• TEXTE FOURNI
- - - - -

Le procès de l’ex-petit ami de Shaïna, accusé d’avoir assassiné et brûlé vive en 2019 l’adolescente, probablement enceinte de lui et victime deux ans plus tôt à Creil d’agressions sexuelles, s’ouvre lundi devant la cour d’assises des mineurs de l’Oise.
Soupçonné d’avoir attiré Shaïna, 15 ans, dans le cabanon d’un jardin ouvrier pour la tuer et brûler son corps, l’accusé, 17 ans à l’époque, comparaît jusqu’à vendredi, à huis clos sauf décision contraire de la cour. Il a jusque là toujours contesté son implication et son avocat n’a pas souhaité s’exprimer avant l’audience.
L’aîné de Shaïna, Yasin Hansye, mobilisé depuis des années pour rendre justice à sa sœur, une « battante », a appelé à un rassemblement en soutien à la famille à partir de 8h.
Rappel des faits
Le 27 octobre 2019, le corps de Shaïna est découvert presque entièrement calciné par les policiers, guidés par une rumeur. Les expertises médico-légales révèleront de « multiples plaies » à l’arme blanche mais aussi qu’elle respirait encore au début du feu.
L’avant-veille, elle était sortie après un dîner familial. Dans son sac à main, ses proches retrouvent un test de grossesse positif. Selon diverses expertises, l’adolescente, qui avait fait l’objet d’une IVG quelques mois plus tôt, entamait très probablement une nouvelle grossesse. D’après l’enquête, elle en était persuadée et attribuait la paternité à l’accusé, avec qui elle entretenait une liaison.

- - - - -

• DONNÉES PRÉSENTÉES
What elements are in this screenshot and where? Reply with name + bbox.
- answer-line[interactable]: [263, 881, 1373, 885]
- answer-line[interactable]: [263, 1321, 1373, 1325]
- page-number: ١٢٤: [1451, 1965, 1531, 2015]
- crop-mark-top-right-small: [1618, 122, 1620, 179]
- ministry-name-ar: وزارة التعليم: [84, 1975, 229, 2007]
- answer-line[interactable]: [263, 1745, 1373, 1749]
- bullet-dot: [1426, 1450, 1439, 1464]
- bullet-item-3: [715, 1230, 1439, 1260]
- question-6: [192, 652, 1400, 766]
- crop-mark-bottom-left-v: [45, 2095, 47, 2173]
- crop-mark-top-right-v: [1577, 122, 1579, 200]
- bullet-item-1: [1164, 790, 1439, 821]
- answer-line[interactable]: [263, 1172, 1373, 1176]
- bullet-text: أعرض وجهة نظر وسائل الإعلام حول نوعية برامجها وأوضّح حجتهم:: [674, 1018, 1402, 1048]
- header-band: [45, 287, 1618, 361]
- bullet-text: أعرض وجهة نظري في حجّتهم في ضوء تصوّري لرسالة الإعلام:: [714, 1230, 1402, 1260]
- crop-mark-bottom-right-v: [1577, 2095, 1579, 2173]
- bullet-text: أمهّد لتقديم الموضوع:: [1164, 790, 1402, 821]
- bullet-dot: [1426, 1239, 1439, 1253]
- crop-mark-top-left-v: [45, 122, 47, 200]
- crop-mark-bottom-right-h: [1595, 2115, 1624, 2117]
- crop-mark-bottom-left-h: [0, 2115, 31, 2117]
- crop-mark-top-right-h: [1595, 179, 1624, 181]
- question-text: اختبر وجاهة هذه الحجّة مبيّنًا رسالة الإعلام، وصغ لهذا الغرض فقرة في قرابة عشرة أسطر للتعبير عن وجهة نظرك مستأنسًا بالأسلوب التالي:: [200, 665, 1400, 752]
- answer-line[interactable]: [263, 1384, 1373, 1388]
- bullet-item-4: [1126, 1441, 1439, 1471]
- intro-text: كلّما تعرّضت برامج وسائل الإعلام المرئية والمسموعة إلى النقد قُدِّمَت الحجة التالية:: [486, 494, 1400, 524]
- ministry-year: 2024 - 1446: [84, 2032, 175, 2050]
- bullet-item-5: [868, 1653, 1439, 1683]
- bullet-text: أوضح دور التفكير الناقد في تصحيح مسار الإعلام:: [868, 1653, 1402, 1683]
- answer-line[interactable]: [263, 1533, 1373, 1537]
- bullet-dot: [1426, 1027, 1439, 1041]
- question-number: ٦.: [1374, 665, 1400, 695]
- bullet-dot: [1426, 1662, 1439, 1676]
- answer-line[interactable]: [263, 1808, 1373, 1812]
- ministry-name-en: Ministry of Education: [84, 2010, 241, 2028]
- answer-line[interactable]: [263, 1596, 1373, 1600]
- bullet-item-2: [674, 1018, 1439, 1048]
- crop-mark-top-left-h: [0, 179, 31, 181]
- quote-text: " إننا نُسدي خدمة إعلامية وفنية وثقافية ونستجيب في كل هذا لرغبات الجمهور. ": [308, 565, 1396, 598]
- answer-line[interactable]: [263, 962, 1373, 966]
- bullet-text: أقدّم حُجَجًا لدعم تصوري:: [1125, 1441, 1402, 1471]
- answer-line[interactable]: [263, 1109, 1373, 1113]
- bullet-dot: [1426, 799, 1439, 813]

- - - - -

• CONSIGNE
Reproduisez à l'identique le passage du texte fourni qui va de « L’aîné de Shaïna, Yasin » jusqu'à « partir de 8h. » inclus.

• RÉPONSE ATTENDUE
L’aîné de Shaïna, Yasin Hansye, mobilisé depuis des années pour rendre justice à sa sœur, une « battante », a appelé à un rassemblement en soutien à la famille à partir de 8h.